START DATA TO PROCESS

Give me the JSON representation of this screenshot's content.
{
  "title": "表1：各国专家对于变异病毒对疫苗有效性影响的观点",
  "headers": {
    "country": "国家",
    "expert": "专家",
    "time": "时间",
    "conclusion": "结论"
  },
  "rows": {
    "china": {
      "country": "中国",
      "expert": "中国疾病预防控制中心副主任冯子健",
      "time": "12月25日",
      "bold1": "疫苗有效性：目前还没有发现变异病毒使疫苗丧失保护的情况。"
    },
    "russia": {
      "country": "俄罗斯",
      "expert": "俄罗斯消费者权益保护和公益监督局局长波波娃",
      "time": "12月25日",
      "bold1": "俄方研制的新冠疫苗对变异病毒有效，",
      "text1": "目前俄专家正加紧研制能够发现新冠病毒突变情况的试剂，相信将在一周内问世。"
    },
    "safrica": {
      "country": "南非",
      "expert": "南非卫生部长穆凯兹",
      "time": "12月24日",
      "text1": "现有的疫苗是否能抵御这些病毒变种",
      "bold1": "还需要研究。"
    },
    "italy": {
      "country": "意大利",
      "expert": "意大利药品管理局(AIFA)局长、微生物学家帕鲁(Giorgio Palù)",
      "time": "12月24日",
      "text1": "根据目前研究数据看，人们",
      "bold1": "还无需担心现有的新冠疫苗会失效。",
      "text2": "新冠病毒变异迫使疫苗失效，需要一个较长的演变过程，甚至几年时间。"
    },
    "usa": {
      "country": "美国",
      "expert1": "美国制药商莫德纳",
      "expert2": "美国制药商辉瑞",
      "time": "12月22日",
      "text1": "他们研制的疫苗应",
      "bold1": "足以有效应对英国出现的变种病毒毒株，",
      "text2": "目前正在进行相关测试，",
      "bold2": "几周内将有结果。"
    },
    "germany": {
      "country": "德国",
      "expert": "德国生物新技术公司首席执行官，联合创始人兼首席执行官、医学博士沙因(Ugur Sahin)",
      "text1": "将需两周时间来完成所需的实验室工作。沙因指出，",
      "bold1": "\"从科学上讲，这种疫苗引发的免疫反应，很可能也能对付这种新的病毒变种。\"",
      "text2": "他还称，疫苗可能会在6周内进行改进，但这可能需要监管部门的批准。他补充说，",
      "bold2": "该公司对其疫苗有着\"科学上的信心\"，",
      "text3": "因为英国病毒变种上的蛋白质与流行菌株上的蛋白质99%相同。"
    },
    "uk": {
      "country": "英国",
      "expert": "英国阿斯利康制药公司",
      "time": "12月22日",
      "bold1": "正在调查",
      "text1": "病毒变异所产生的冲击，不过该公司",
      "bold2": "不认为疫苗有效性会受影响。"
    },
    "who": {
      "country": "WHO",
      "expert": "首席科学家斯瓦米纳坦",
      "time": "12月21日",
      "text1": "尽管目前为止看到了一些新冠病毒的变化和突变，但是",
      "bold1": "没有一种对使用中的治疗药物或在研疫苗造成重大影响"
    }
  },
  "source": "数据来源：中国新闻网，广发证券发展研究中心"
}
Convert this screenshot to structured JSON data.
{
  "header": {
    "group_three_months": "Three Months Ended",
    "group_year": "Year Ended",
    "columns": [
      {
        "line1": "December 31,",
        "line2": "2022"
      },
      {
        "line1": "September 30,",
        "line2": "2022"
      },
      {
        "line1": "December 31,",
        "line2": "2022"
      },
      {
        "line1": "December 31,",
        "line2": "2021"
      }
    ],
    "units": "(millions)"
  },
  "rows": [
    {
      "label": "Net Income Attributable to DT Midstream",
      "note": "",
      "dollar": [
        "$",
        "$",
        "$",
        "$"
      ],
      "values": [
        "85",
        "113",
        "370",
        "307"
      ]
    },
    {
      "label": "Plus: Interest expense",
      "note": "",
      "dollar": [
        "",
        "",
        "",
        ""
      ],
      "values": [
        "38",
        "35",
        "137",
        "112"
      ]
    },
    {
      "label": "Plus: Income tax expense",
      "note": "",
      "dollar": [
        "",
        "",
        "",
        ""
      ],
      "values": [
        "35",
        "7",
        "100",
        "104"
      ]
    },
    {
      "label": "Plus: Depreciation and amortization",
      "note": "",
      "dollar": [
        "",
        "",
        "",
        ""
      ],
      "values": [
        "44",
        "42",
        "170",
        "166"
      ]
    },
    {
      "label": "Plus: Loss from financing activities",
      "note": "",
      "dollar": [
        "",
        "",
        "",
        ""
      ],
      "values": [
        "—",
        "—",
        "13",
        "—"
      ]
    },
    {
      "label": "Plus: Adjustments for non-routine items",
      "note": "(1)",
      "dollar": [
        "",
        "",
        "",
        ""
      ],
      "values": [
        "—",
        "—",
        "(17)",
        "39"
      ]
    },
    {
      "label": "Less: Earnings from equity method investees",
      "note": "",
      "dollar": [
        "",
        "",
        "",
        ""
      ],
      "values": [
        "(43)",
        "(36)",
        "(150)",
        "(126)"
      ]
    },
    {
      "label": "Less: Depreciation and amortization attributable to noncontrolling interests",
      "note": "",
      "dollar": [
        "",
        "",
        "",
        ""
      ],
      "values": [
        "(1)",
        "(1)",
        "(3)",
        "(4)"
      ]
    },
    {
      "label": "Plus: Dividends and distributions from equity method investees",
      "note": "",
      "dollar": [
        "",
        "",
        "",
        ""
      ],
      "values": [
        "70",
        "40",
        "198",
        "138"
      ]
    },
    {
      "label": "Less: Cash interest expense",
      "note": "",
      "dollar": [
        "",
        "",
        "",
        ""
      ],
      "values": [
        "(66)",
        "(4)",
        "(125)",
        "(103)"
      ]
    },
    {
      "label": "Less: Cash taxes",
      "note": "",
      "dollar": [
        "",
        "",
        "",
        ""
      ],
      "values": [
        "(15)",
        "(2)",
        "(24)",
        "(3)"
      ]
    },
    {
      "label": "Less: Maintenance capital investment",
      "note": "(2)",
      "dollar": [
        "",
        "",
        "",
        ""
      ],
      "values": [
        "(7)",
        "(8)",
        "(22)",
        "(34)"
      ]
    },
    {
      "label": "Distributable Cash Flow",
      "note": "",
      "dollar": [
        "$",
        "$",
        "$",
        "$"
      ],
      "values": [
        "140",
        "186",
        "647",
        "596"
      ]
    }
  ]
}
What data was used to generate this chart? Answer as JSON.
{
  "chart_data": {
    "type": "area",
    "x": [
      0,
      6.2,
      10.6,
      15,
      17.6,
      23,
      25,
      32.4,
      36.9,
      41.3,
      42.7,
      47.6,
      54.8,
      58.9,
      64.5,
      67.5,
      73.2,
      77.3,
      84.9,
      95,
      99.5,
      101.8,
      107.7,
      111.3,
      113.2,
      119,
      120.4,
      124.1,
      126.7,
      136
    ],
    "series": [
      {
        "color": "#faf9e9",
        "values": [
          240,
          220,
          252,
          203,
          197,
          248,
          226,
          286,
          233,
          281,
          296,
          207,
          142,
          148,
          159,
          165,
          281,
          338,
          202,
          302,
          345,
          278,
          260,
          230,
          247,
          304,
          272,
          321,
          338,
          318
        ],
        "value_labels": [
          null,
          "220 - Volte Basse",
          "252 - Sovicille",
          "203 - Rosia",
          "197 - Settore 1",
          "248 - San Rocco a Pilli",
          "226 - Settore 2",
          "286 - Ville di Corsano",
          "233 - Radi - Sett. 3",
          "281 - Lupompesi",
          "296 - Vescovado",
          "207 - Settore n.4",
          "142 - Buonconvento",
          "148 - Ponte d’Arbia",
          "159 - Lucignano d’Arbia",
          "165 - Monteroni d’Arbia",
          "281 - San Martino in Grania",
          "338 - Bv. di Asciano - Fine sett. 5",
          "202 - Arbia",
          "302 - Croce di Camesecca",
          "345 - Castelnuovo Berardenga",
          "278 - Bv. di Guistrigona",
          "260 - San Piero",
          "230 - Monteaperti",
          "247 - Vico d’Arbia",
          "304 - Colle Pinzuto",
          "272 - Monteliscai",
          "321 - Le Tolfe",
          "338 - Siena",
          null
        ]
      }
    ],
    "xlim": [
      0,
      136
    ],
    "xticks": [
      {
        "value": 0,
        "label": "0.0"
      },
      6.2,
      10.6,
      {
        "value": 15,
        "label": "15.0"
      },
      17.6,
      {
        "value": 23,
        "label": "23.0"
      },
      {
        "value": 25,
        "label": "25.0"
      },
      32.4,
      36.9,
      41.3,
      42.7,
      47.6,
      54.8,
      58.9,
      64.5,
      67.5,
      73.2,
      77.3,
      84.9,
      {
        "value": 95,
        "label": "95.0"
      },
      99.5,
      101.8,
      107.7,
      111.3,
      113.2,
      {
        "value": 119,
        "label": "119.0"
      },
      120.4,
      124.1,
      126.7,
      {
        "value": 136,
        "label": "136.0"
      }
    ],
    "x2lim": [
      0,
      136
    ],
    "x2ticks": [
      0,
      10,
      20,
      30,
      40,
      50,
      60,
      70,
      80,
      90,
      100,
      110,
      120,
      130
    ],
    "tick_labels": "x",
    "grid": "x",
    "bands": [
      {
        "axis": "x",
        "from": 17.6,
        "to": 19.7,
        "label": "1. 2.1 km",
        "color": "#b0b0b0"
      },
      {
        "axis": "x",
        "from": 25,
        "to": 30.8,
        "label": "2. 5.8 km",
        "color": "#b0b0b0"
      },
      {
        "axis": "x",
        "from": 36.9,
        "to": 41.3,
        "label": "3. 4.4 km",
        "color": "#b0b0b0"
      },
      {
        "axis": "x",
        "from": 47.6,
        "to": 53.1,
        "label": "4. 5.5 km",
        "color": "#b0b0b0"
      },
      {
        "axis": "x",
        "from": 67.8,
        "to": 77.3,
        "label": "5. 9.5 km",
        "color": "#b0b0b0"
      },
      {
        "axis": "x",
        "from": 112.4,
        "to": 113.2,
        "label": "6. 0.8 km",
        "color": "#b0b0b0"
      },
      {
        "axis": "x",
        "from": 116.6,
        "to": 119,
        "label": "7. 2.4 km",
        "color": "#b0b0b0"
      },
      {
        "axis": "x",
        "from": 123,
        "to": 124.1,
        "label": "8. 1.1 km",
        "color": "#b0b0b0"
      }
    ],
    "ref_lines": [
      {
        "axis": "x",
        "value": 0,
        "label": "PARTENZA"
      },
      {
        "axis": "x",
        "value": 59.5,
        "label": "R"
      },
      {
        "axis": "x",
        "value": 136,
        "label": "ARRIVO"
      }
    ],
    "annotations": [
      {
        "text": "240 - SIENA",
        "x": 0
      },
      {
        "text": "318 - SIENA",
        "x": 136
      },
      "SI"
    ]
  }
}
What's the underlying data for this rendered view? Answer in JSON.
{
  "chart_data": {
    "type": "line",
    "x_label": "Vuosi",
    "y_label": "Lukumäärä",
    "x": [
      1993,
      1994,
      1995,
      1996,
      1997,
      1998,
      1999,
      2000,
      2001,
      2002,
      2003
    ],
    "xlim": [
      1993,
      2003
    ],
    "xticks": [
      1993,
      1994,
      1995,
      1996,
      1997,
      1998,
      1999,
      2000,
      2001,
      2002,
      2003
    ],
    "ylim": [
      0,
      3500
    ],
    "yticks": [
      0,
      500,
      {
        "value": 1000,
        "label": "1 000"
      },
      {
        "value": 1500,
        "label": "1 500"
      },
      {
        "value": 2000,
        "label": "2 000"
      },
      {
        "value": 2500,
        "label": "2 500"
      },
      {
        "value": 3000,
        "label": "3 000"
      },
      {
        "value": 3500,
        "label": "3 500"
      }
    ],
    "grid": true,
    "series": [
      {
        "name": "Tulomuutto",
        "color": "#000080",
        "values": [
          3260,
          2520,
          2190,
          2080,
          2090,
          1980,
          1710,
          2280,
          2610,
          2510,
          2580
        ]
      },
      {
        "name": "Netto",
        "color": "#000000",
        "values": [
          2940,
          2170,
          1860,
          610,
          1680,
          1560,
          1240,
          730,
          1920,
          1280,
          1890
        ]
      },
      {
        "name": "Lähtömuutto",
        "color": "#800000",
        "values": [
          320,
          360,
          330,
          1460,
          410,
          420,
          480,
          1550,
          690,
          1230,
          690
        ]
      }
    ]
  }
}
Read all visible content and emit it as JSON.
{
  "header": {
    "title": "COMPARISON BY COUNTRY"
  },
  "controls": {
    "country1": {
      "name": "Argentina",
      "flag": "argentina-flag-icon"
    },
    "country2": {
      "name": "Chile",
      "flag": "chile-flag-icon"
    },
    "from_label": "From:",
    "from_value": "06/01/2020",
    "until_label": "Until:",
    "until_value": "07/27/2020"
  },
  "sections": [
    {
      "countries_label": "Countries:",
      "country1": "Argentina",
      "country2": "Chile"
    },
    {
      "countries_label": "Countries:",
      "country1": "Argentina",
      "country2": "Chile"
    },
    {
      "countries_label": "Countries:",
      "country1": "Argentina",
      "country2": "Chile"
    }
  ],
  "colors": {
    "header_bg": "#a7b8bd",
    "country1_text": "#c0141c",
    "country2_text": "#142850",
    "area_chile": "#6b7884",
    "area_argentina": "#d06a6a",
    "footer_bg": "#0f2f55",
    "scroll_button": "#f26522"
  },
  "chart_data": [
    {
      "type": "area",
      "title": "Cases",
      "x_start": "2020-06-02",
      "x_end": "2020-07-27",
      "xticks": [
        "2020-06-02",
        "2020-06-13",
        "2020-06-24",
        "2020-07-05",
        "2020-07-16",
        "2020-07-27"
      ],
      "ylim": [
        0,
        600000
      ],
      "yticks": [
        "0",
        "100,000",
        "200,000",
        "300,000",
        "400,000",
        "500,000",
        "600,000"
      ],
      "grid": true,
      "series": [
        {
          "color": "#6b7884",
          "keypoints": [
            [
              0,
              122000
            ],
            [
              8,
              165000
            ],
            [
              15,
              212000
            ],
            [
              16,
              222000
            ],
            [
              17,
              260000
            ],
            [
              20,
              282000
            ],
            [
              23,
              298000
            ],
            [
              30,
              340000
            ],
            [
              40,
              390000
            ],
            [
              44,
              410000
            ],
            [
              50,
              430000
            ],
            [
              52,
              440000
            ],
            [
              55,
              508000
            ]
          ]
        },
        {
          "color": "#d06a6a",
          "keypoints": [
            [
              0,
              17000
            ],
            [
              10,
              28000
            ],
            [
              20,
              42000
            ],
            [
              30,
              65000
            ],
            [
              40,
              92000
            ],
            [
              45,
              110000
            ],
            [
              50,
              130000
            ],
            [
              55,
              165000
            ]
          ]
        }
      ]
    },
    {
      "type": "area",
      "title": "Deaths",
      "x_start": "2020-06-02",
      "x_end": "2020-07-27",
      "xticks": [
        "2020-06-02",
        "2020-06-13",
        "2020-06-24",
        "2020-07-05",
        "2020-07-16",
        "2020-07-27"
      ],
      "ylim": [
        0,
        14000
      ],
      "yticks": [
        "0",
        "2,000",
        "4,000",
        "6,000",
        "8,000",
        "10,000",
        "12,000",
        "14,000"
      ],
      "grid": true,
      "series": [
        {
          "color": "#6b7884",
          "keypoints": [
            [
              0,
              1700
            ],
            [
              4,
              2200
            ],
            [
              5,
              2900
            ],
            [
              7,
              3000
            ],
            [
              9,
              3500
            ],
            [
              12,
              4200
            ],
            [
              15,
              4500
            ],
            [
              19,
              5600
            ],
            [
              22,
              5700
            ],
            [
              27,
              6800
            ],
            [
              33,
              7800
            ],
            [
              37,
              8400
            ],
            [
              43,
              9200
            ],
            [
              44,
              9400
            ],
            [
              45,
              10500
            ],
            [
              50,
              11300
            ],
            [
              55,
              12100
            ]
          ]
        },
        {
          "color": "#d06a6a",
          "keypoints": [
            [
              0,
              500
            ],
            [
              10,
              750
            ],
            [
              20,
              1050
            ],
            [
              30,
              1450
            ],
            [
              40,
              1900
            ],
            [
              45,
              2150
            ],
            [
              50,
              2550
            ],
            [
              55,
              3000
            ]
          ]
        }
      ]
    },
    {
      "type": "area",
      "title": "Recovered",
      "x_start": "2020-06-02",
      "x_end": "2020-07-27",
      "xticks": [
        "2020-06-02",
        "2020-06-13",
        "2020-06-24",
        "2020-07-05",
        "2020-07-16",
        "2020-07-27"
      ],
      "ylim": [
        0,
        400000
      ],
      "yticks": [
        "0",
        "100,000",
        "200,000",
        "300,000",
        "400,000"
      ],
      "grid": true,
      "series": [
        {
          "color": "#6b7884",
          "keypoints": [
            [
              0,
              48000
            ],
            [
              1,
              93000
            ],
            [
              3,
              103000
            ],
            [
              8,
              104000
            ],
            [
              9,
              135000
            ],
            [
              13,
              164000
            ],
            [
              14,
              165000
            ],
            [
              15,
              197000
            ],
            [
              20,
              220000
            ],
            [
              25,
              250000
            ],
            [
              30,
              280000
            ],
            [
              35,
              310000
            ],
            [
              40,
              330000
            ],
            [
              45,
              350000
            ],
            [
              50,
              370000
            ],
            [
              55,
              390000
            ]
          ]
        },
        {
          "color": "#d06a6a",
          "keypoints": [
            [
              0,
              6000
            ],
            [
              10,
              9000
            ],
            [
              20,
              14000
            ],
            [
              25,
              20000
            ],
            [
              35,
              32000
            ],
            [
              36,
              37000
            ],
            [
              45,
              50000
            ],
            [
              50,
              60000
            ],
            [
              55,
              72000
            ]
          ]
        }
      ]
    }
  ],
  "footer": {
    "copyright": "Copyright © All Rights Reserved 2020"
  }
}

END DATA TO PROCESS

▶ WHAT YOU NEED TO DO
Pick out and copy the lines of the entries that hold the string "content".

▶ THE RESPONSE
Give me the JSON representation of this screenshot's content.
Read all visible content and emit it as JSON.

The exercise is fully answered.